Quote the whole listing verbatim.

Dataset entries »
• • • • •
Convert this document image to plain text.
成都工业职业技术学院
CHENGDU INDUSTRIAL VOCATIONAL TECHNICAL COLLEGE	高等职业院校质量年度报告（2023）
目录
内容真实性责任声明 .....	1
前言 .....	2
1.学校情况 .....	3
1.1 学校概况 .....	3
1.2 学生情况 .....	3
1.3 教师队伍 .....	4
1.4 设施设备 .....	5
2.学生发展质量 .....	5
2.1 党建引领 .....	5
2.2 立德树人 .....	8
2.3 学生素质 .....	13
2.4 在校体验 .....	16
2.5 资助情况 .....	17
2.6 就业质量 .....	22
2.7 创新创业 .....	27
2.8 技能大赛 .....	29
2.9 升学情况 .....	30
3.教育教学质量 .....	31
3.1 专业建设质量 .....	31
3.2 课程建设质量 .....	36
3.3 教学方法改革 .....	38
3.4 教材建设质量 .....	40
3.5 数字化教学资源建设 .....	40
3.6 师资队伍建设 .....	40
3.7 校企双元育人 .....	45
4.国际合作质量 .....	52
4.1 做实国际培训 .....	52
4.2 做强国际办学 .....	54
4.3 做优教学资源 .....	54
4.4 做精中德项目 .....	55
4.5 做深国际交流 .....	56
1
• • • • •
The reply »
Convert this document image to plain text.
成都工业职业技术学院
CHENGDU INDUSTRIAL VOCATIONAL TECHNICAL COLLEGE	高等职业院校质量年度报告（2023）
目录
内容真实性责任声明 .....	1
前言 .....	2
1.学校情况 .....	3
1.1 学校概况 .....	3
1.2 学生情况 .....	3
1.3 教师队伍 .....	4
1.4 设施设备 .....	5
2.学生发展质量 .....	5
2.1 党建引领 .....	5
2.2 立德树人 .....	8
2.3 学生素质 .....	13
2.4 在校体验 .....	16
2.5 资助情况 .....	17
2.6 就业质量 .....	22
2.7 创新创业 .....	27
2.8 技能大赛 .....	29
2.9 升学情况 .....	30
3.教育教学质量 .....	31
3.1 专业建设质量 .....	31
3.2 课程建设质量 .....	36
3.3 教学方法改革 .....	38
3.4 教材建设质量 .....	40
3.5 数字化教学资源建设 .....	40
3.6 师资队伍建设 .....	40
3.7 校企双元育人 .....	45
4.国际合作质量 .....	52
4.1 做实国际培训 .....	52
4.2 做强国际办学 .....	54
4.3 做优教学资源 .....	54
4.4 做精中德项目 .....	55
4.5 做深国际交流 .....	56
1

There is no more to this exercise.